**SUPPLIED DATA:**
▽

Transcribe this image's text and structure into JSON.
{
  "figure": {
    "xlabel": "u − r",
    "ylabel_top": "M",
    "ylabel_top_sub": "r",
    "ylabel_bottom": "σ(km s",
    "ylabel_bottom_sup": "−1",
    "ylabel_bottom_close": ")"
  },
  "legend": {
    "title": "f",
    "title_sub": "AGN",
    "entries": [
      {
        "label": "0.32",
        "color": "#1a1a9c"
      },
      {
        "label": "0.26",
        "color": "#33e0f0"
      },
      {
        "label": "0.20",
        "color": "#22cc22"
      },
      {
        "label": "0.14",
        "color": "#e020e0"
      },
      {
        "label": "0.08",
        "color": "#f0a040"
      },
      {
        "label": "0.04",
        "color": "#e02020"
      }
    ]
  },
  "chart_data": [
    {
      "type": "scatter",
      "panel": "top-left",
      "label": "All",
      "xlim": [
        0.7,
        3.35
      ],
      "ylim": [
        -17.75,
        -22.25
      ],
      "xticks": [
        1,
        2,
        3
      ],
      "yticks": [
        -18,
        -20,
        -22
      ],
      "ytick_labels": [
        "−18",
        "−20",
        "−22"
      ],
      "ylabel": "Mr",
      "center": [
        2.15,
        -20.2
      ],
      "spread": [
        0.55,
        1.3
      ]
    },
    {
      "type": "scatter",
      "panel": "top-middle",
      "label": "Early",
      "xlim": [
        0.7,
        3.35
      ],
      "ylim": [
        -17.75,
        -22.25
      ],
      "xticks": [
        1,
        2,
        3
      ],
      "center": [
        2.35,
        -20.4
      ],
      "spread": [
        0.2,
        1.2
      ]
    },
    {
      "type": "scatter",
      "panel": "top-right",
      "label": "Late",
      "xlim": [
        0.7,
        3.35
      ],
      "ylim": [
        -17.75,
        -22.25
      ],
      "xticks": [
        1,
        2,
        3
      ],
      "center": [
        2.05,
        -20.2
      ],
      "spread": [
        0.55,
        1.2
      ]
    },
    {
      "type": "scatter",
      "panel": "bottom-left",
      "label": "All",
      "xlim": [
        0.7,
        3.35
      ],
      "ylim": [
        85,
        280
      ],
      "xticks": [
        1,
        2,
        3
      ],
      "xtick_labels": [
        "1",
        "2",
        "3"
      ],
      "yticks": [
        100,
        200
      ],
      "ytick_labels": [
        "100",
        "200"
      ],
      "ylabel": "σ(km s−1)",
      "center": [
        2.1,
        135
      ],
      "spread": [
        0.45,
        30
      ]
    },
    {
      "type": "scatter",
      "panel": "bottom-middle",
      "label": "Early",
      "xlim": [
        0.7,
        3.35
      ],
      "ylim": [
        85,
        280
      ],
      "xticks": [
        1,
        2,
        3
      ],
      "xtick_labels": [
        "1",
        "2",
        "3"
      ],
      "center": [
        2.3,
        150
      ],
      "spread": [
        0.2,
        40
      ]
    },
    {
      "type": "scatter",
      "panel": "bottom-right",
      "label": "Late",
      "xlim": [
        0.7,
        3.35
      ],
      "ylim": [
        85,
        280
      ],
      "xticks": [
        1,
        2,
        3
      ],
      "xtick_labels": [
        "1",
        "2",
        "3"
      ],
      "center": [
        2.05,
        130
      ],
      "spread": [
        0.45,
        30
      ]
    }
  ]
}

△

**DO THIS:** Retype the listing above in full, with no alterations.

**RESULT BELOW:**
Transcribe this image's text and structure into JSON.
{
  "figure": {
    "xlabel": "u − r",
    "ylabel_top": "M",
    "ylabel_top_sub": "r",
    "ylabel_bottom": "σ(km s",
    "ylabel_bottom_sup": "−1",
    "ylabel_bottom_close": ")"
  },
  "legend": {
    "title": "f",
    "title_sub": "AGN",
    "entries": [
      {
        "label": "0.32",
        "color": "#1a1a9c"
      },
      {
        "label": "0.26",
        "color": "#33e0f0"
      },
      {
        "label": "0.20",
        "color": "#22cc22"
      },
      {
        "label": "0.14",
        "color": "#e020e0"
      },
      {
        "label": "0.08",
        "color": "#f0a040"
      },
      {
        "label": "0.04",
        "color": "#e02020"
      }
    ]
  },
  "chart_data": [
    {
      "type": "scatter",
      "panel": "top-left",
      "label": "All",
      "xlim": [
        0.7,
        3.35
      ],
      "ylim": [
        -17.75,
        -22.25
      ],
      "xticks": [
        1,
        2,
        3
      ],
      "yticks": [
        -18,
        -20,
        -22
      ],
      "ytick_labels": [
        "−18",
        "−20",
        "−22"
      ],
      "ylabel": "Mr",
      "center": [
        2.15,
        -20.2
      ],
      "spread": [
        0.55,
        1.3
      ]
    },
    {
      "type": "scatter",
      "panel": "top-middle",
      "label": "Early",
      "xlim": [
        0.7,
        3.35
      ],
      "ylim": [
        -17.75,
        -22.25
      ],
      "xticks": [
        1,
        2,
        3
      ],
      "center": [
        2.35,
        -20.4
      ],
      "spread": [
        0.2,
        1.2
      ]
    },
    {
      "type": "scatter",
      "panel": "top-right",
      "label": "Late",
      "xlim": [
        0.7,
        3.35
      ],
      "ylim": [
        -17.75,
        -22.25
      ],
      "xticks": [
        1,
        2,
        3
      ],
      "center": [
        2.05,
        -20.2
      ],
      "spread": [
        0.55,
        1.2
      ]
    },
    {
      "type": "scatter",
      "panel": "bottom-left",
      "label": "All",
      "xlim": [
        0.7,
        3.35
      ],
      "ylim": [
        85,
        280
      ],
      "xticks": [
        1,
        2,
        3
      ],
      "xtick_labels": [
        "1",
        "2",
        "3"
      ],
      "yticks": [
        100,
        200
      ],
      "ytick_labels": [
        "100",
        "200"
      ],
      "ylabel": "σ(km s−1)",
      "center": [
        2.1,
        135
      ],
      "spread": [
        0.45,
        30
      ]
    },
    {
      "type": "scatter",
      "panel": "bottom-middle",
      "label": "Early",
      "xlim": [
        0.7,
        3.35
      ],
      "ylim": [
        85,
        280
      ],
      "xticks": [
        1,
        2,
        3
      ],
      "xtick_labels": [
        "1",
        "2",
        "3"
      ],
      "center": [
        2.3,
        150
      ],
      "spread": [
        0.2,
        40
      ]
    },
    {
      "type": "scatter",
      "panel": "bottom-right",
      "label": "Late",
      "xlim": [
        0.7,
        3.35
      ],
      "ylim": [
        85,
        280
      ],
      "xticks": [
        1,
        2,
        3
      ],
      "xtick_labels": [
        "1",
        "2",
        "3"
      ],
      "center": [
        2.05,
        130
      ],
      "spread": [
        0.45,
        30
      ]
    }
  ]
}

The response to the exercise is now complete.